**Challenge**
Reproduce every line in the listing that contains the word "зазначенням".

* Begin Record excerpts *

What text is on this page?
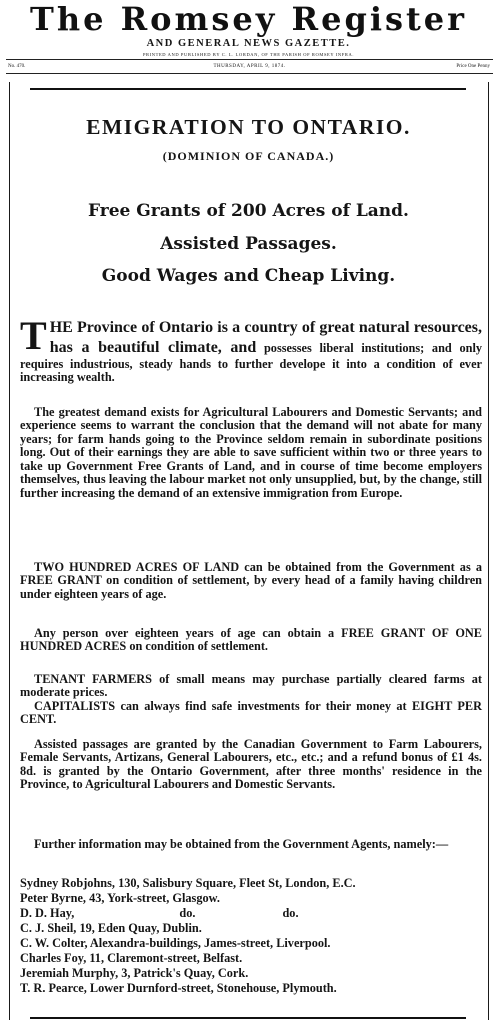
The Romsey Register
AND GENERAL NEWS GAZETTE.
PRINTED AND PUBLISHED BY C. L. LORDAN, OF THE PARISH OF ROMSEY INFRA.
No. 470.	THURSDAY, APRIL 9, 1874.	Price One Penny
EMIGRATION TO ONTARIO.
(DOMINION OF CANADA.)
Free Grants of 200 Acres of Land.
Assisted Passages.
Good Wages and Cheap Living.
T HE Province of Ontario is a country of great natural resources, has a beautiful climate, and possesses liberal institutions; and only requires industrious, steady hands to further develope it into a condition of ever increasing wealth.
The greatest demand exists for Agricultural Labourers and Domestic Servants; and experience seems to warrant the conclusion that the demand will not abate for many years; for farm hands going to the Province seldom remain in subordinate positions long. Out of their earnings they are able to save sufficient within two or three years to take up Government Free Grants of Land, and in course of time become employers themselves, thus leaving the labour market not only unsupplied, but, by the change, still further increasing the demand of an extensive immigration from Europe.
TWO HUNDRED ACRES OF LAND can be obtained from the Government as a FREE GRANT on condition of settlement, by every head of a family having children under eighteen years of age.
Any person over eighteen years of age can obtain a FREE GRANT OF ONE HUNDRED ACRES on condition of settlement.
TENANT FARMERS of small means may purchase partially cleared farms at moderate prices.
CAPITALISTS can always find safe investments for their money at EIGHT PER CENT.
Assisted passages are granted by the Canadian Government to Farm Labourers, Female Servants, Artizans, General Labourers, etc., etc.; and a refund bonus of £1 4s. 8d. is granted by the Ontario Government, after three months' residence in the Province, to Agricultural Labourers and Domestic Servants.
Further information may be obtained from the Government Agents, namely:—
Sydney Robjohns, 130, Salisbury Square, Fleet St, London, E.C.
Peter Byrne, 43, York-street, Glasgow.
D. D. Hay,	do.	do.
C. J. Sheil, 19, Eden Quay, Dublin.
C. W. Colter, Alexandra-buildings, James-street, Liverpool.
Charles Foy, 11, Claremont-street, Belfast.
Jeremiah Murphy, 3, Patrick's Quay, Cork.
T. R. Pearce, Lower Durnford-street, Stonehouse, Plymouth.
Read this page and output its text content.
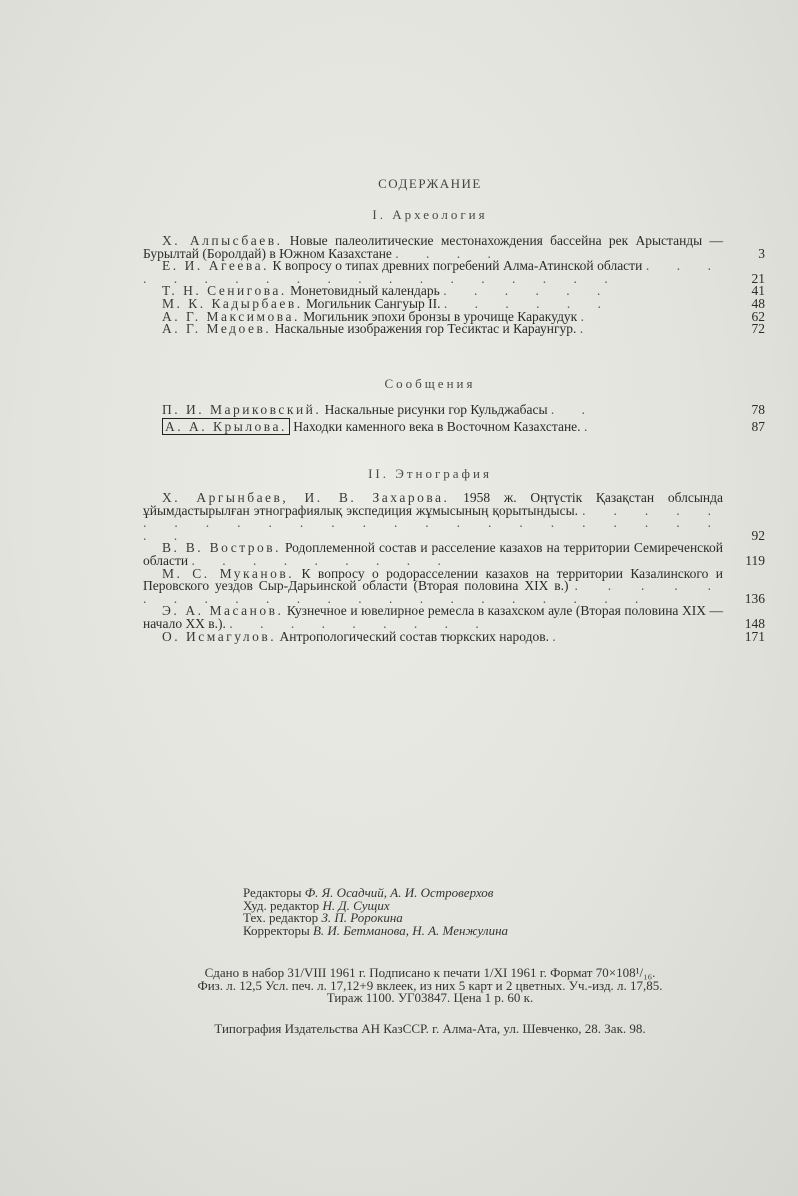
СОДЕРЖАНИЕ
I. Археология
Х. Алпысбаев. Новые палеолитические местонахождения бассейна рек Арыстанды — Бурылтай (Боролдай) в Южном Казахстане . . . .	3
Е. И. Агеева. К вопросу о типах древних погребений Алма-Атинской области . . . . . . . . . . . . . . . . . . .	21
Т. Н. Сенигова. Монетовидный календарь . . . . . .	41
М. К. Кадырбаев. Могильник Сангуыр II. . . . . . .	48
А. Г. Максимова. Могильник эпохи бронзы в урочище Каракудук .	62
А. Г. Медоев. Наскальные изображения гор Тесиктас и Караунгур. .	72
Сообщения
П. И. Мариковский. Наскальные рисунки гор Кульджабасы . .	78
А. А. Крылова. Находки каменного века в Восточном Казахстане. .	87
II. Этнография
Х. Аргынбаев, И. В. Захарова. 1958 ж. Оңтүстік Қазақстан облсында ұйымдастырылған этнографиялық экспедиция жұмысының қорытындысы. . . . . . . . . . . . . . . . . . . . . . . . . . .	92
В. В. Востров. Родоплеменной состав и расселение казахов на территории Семиреченской области . . . . . . . . .	119
М. С. Муканов. К вопросу о родорасселении казахов на территории Казалинского и Перовского уездов Сыр-Дарьинской области (Вторая половина XIX в.) . . . . . . . . . . . . . . . . . . . . . .	136
Э. А. Масанов. Кузнечное и ювелирное ремесла в казахском ауле (Вторая половина XIX — начало XX в.). . . . . . . . . .	148
О. Исмагулов. Антропологический состав тюркских народов. .	171
Редакторы Ф. Я. Осадчий, А. И. Островерхов
Худ. редактор Н. Д. Сущих
Тех. редактор З. П. Ророкина
Корректоры В. И. Бетманова, Н. А. Менжулина
Сдано в набор 31/VIII 1961 г. Подписано к печати 1/XI 1961 г. Формат 70×108¹/₁₆.
Физ. л. 12,5 Усл. печ. л. 17,12+9 вклеек, из них 5 карт и 2 цветных. Уч.-изд. л. 17,85.
Тираж 1100. УГ03847. Цена 1 р. 60 к.
Типография Издательства АН КазССР. г. Алма-Ата, ул. Шевченко, 28. Зак. 98.
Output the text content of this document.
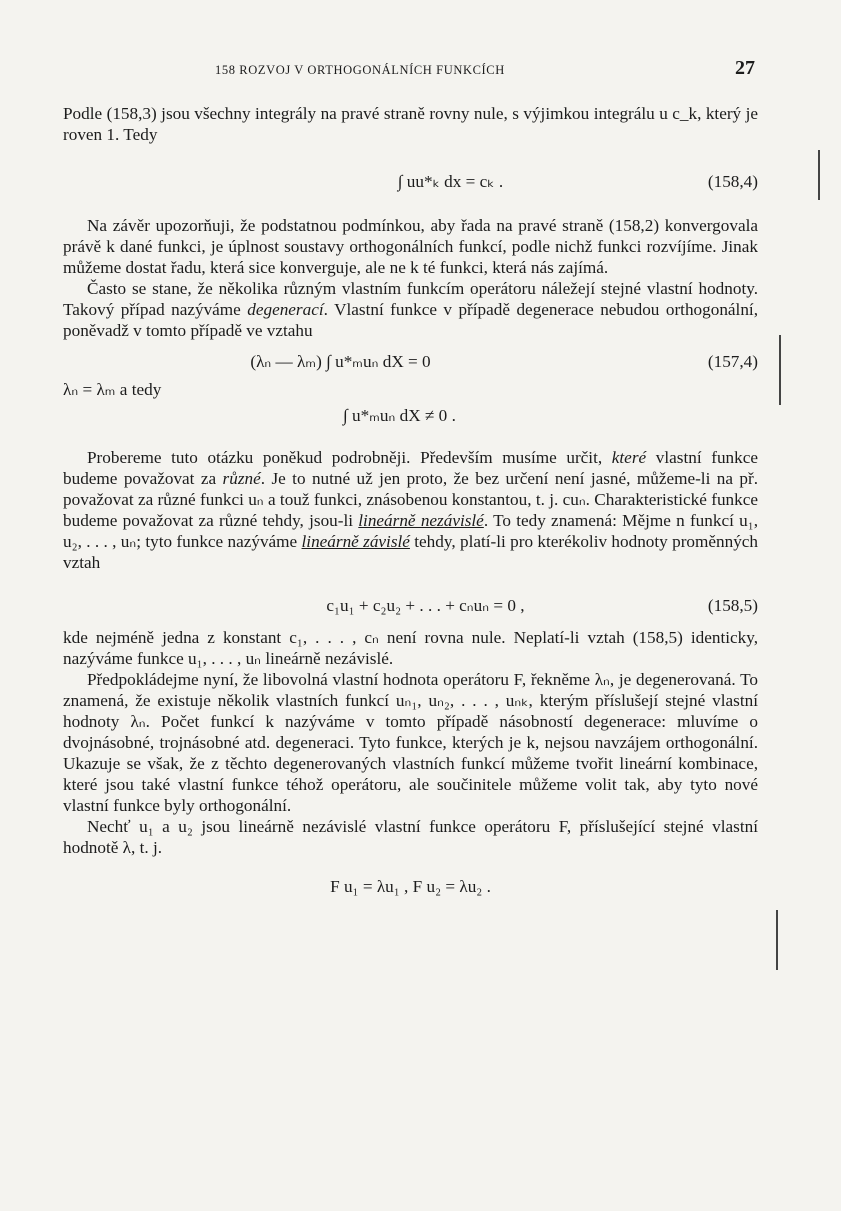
158 ROZVOJ V ORTHOGONÁLNÍCH FUNKCÍCH	27

Podle (158,3) jsou všechny integrály na pravé straně rovny nule, s výjimkou integrálu u c_k, který je roven 1. Tedy

∫ uu*ₖ dx = cₖ .	(158,4)

Na závěr upozorňuji, že podstatnou podmínkou, aby řada na pravé straně (158,2) konvergovala právě k dané funkci, je úplnost soustavy orthogonálních funkcí, podle nichž funkci rozvíjíme. Jinak můžeme dostat řadu, která sice konverguje, ale ne k té funkci, která nás zajímá.

Často se stane, že několika různým vlastním funkcím operátoru náležejí stejné vlastní hodnoty. Takový případ nazýváme degenerací. Vlastní funkce v případě degenerace nebudou orthogonální, poněvadž v tomto případě ve vztahu

(λₙ — λₘ) ∫ u*ₘuₙ dX = 0	(157,4)
λₙ = λₘ a tedy
∫ u*ₘuₙ dX ≠ 0 .

Probereme tuto otázku poněkud podrobněji. Především musíme určit, které vlastní funkce budeme považovat za různé. Je to nutné už jen proto, že bez určení není jasné, můžeme-li na př. považovat za různé funkci uₙ a touž funkci, znásobenou konstantou, t. j. cuₙ. Charakteristické funkce budeme považovat za různé tehdy, jsou-li lineárně nezávislé. To tedy znamená: Mějme n funkcí u₁, u₂, . . . , uₙ; tyto funkce nazýváme lineárně závislé tehdy, platí-li pro kterékoliv hodnoty proměnných vztah

c₁u₁ + c₂u₂ + . . . + cₙuₙ = 0 ,	(158,5)

kde nejméně jedna z konstant c₁, . . . , cₙ není rovna nule. Neplatí-li vztah (158,5) identicky, nazýváme funkce u₁, . . . , uₙ lineárně nezávislé.

Předpokládejme nyní, že libovolná vlastní hodnota operátoru F, řekněme λₙ, je degenerovaná. To znamená, že existuje několik vlastních funkcí uₙ₁, uₙ₂, . . . , uₙₖ, kterým příslušejí stejné vlastní hodnoty λₙ. Počet funkcí k nazýváme v tomto případě násobností degenerace: mluvíme o dvojnásobné, trojnásobné atd. degeneraci. Tyto funkce, kterých je k, nejsou navzájem orthogonální. Ukazuje se však, že z těchto degenerovaných vlastních funkcí můžeme tvořit lineární kombinace, které jsou také vlastní funkce téhož operátoru, ale součinitele můžeme volit tak, aby tyto nové vlastní funkce byly orthogonální.

Nechť u₁ a u₂ jsou lineárně nezávislé vlastní funkce operátoru F, příslušející stejné vlastní hodnotě λ, t. j.

F u₁ = λu₁ , F u₂ = λu₂ .
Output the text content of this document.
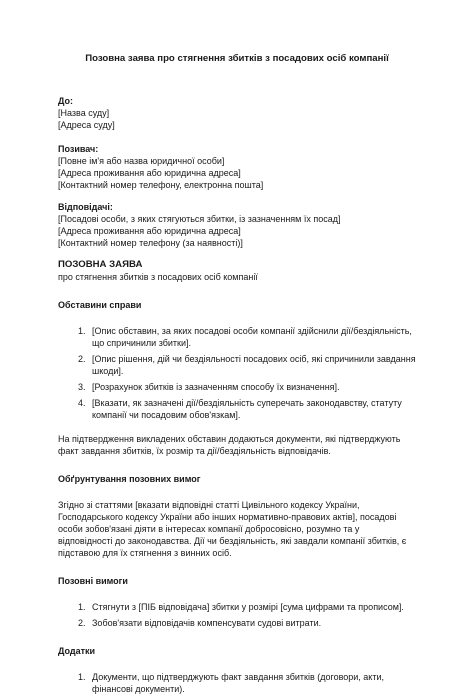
Позовна заява про стягнення збитків з посадових осіб компанії

До:

[Назва суду]

[Адреса суду]

Позивач:

[Повне ім'я або назва юридичної особи]

[Адреса проживання або юридична адреса]

[Контактний номер телефону, електронна пошта]

Відповідачі:

[Посадові особи, з яких стягуються збитки, із зазначенням їх посад]

[Адреса проживання або юридична адреса]

[Контактний номер телефону (за наявності)]

ПОЗОВНА ЗАЯВА

про стягнення збитків з посадових осіб компанії

Обставини справи

1. [Опис обставин, за яких посадові особи компанії здійснили дії/бездіяльність, що спричинили збитки].
2. [Опис рішення, дій чи бездіяльності посадових осіб, які спричинили завдання шкоди].
3. [Розрахунок збитків із зазначенням способу їх визначення].
4. [Вказати, як зазначені дії/бездіяльність суперечать законодавству, статуту компанії чи посадовим обов'язкам].

На підтвердження викладених обставин додаються документи, які підтверджують факт завдання збитків, їх розмір та дії/бездіяльність відповідачів.

Обґрунтування позовних вимог

Згідно зі статтями [вказати відповідні статті Цивільного кодексу України, Господарського кодексу України або інших нормативно-правових актів], посадові особи зобов'язані діяти в інтересах компанії добросовісно, розумно та у відповідності до законодавства. Дії чи бездіяльність, які завдали компанії збитків, є підставою для їх стягнення з винних осіб.

Позовні вимоги

1. Стягнути з [ПІБ відповідача] збитки у розмірі [сума цифрами та прописом].
2. Зобов'язати відповідачів компенсувати судові витрати.

Додатки

1. Документи, що підтверджують факт завдання збитків (договори, акти, фінансові документи).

* End Record excerpts *

**Finished task**
[Посадові особи, з яких стягуються збитки, із зазначенням їх посад]
3. [Розрахунок збитків із зазначенням способу їх визначення].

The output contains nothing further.